# START OF RECORD EXTRACTS
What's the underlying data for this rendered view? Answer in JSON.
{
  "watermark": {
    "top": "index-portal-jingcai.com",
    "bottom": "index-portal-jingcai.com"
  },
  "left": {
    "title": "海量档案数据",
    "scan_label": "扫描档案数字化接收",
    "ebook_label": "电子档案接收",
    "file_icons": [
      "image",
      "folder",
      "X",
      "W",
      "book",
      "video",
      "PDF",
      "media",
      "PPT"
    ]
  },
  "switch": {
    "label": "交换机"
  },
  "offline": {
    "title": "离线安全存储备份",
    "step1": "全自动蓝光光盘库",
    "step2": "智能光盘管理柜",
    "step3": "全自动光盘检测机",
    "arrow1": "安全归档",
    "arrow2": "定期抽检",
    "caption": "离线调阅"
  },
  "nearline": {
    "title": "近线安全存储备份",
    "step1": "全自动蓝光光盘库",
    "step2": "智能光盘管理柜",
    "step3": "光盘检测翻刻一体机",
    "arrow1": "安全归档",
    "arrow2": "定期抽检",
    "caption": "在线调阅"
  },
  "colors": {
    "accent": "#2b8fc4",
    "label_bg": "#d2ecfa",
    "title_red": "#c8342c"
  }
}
# END OF RECORD EXTRACTS
**WRITTEN TASK**
Gather from the records above every line containing the string "index".

**SOLUTION BELOW**
    "top": "index-portal-jingcai.com",
    "bottom": "index-portal-jingcai.com"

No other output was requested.